[BEGIN]

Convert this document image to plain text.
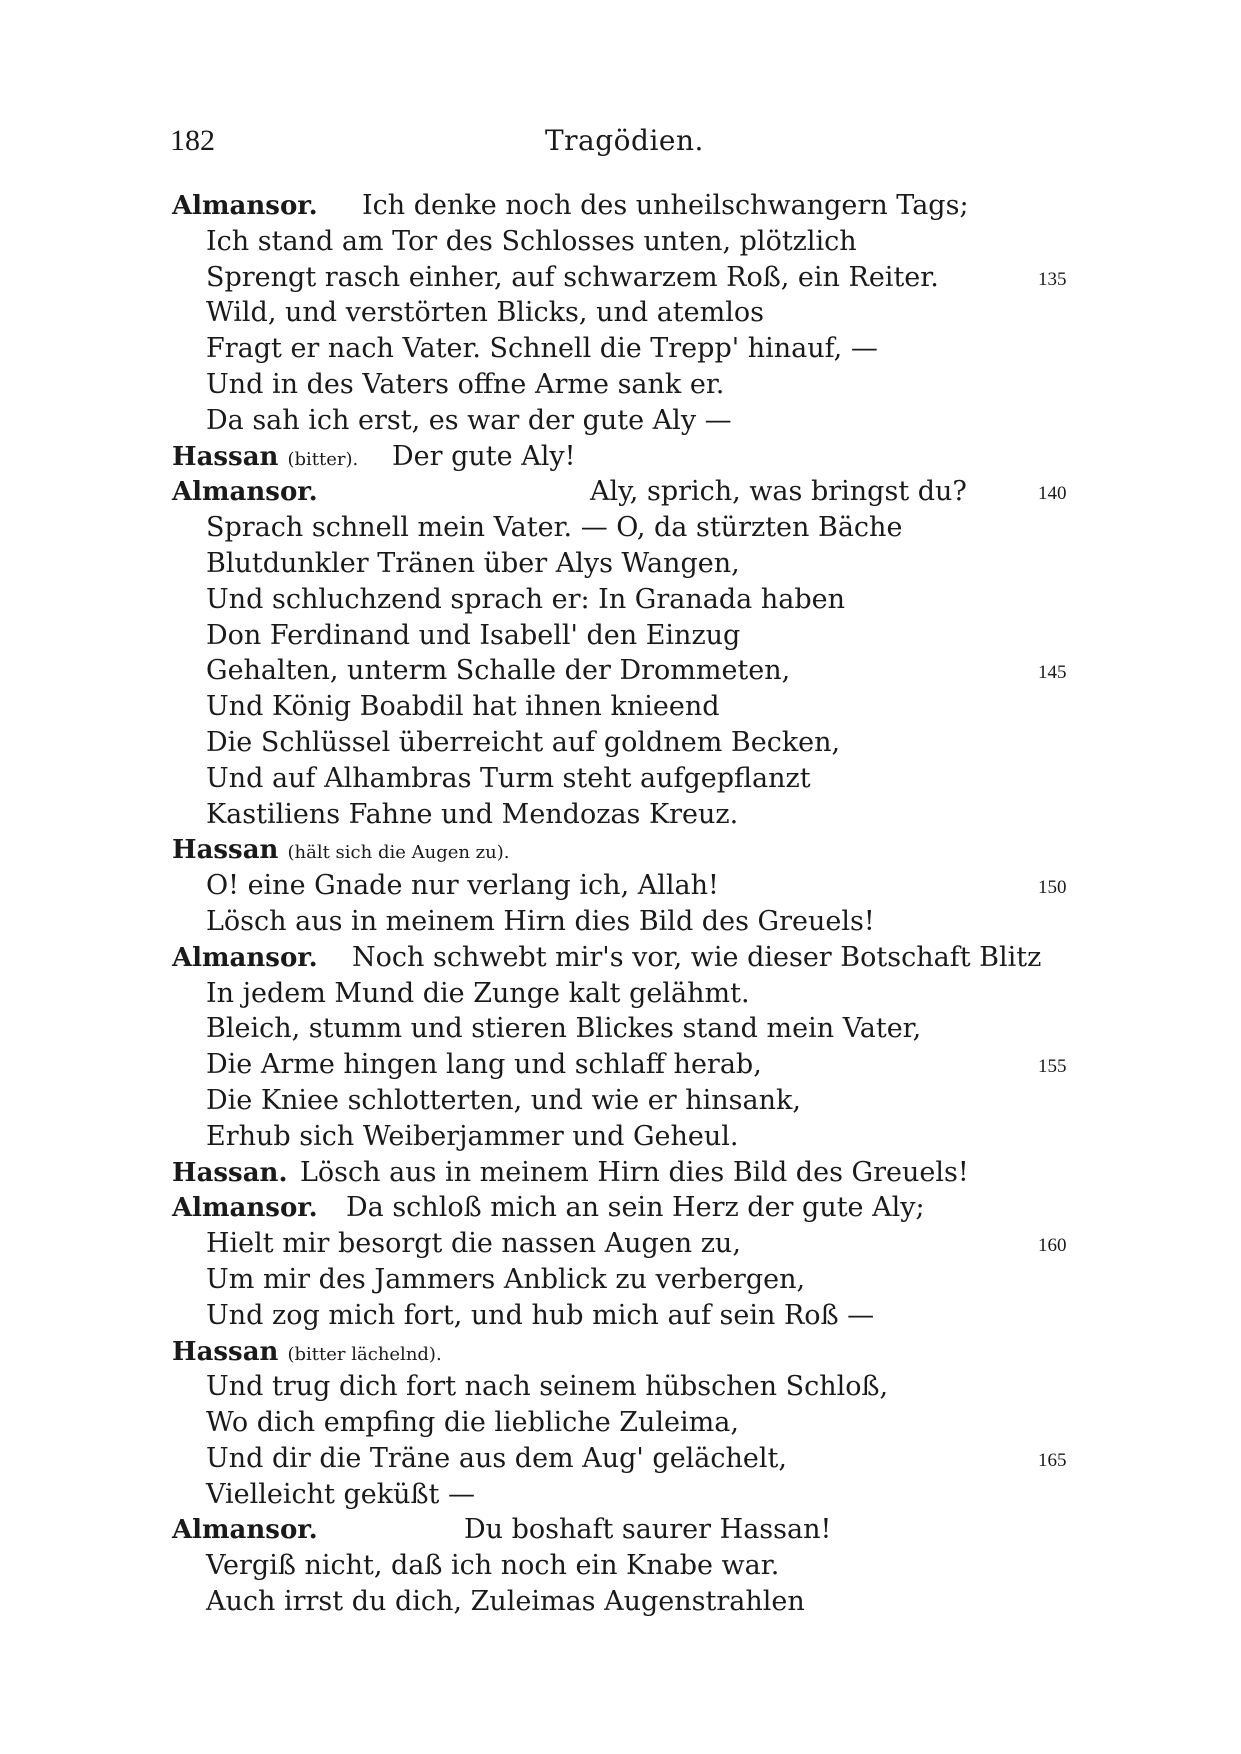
182	Tragödien.
Almansor. Ich denke noch des unheilschwangern Tags;
Ich stand am Tor des Schlosses unten, plötzlich
Sprengt rasch einher, auf schwarzem Roß, ein Reiter.	135
Wild, und verstörten Blicks, und atemlos
Fragt er nach Vater. Schnell die Trepp' hinauf, —
Und in des Vaters offne Arme sank er.
Da sah ich erst, es war der gute Aly —
Hassan (bitter). Der gute Aly!
Almansor.	Aly, sprich, was bringst du?	140
Sprach schnell mein Vater. — O, da stürzten Bäche
Blutdunkler Tränen über Alys Wangen,
Und schluchzend sprach er: In Granada haben
Don Ferdinand und Isabell' den Einzug
Gehalten, unterm Schalle der Drommeten,	145
Und König Boabdil hat ihnen knieend
Die Schlüssel überreicht auf goldnem Becken,
Und auf Alhambras Turm steht aufgepflanzt
Kastiliens Fahne und Mendozas Kreuz.
Hassan (hält sich die Augen zu).
O! eine Gnade nur verlang ich, Allah!	150
Lösch aus in meinem Hirn dies Bild des Greuels!
Almansor. Noch schwebt mir's vor, wie dieser Botschaft Blitz
In jedem Mund die Zunge kalt gelähmt.
Bleich, stumm und stieren Blickes stand mein Vater,
Die Arme hingen lang und schlaff herab,	155
Die Kniee schlotterten, und wie er hinsank,
Erhub sich Weiberjammer und Geheul.
Hassan. Lösch aus in meinem Hirn dies Bild des Greuels!
Almansor. Da schloß mich an sein Herz der gute Aly;
Hielt mir besorgt die nassen Augen zu,	160
Um mir des Jammers Anblick zu verbergen,
Und zog mich fort, und hub mich auf sein Roß —
Hassan (bitter lächelnd).
Und trug dich fort nach seinem hübschen Schloß,
Wo dich empfing die liebliche Zuleima,
Und dir die Träne aus dem Aug' gelächelt,	165
Vielleicht geküßt —
Almansor.	Du boshaft saurer Hassan!
Vergiß nicht, daß ich noch ein Knabe war.
Auch irrst du dich, Zuleimas Augenstrahlen
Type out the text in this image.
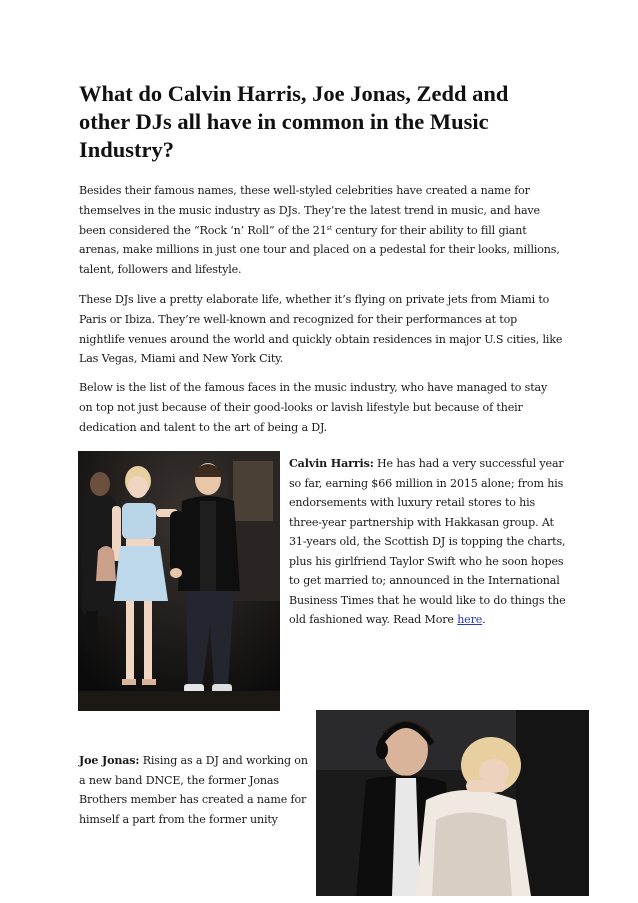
What do Calvin Harris, Joe Jonas, Zedd and other DJs all have in common in the Music Industry?

Besides their famous names, these well-styled celebrities have created a name for themselves in the music industry as DJs. They’re the latest trend in music, and have been considered the “Rock ‘n’ Roll” of the 21st century for their ability to fill giant arenas, make millions in just one tour and placed on a pedestal for their looks, millions, talent, followers and lifestyle.

These DJs live a pretty elaborate life, whether it’s flying on private jets from Miami to Paris or Ibiza. They’re well-known and recognized for their performances at top nightlife venues around the world and quickly obtain residences in major U.S cities, like Las Vegas, Miami and New York City.

Below is the list of the famous faces in the music industry, who have managed to stay on top not just because of their good-looks or lavish lifestyle but because of their dedication and talent to the art of being a DJ.

Calvin Harris: He has had a very successful year so far, earning $66 million in 2015 alone; from his endorsements with luxury retail stores to his three-year partnership with Hakkasan group. At 31-years old, the Scottish DJ is topping the charts, plus his girlfriend Taylor Swift who he soon hopes to get married to; announced in the International Business Times that he would like to do things the old fashioned way. Read More here.

Joe Jonas: Rising as a DJ and working on a new band DNCE, the former Jonas Brothers member has created a name for himself a part from the former unity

[END]

Report how many lines contain "Calvin". Give nothing but the number.

2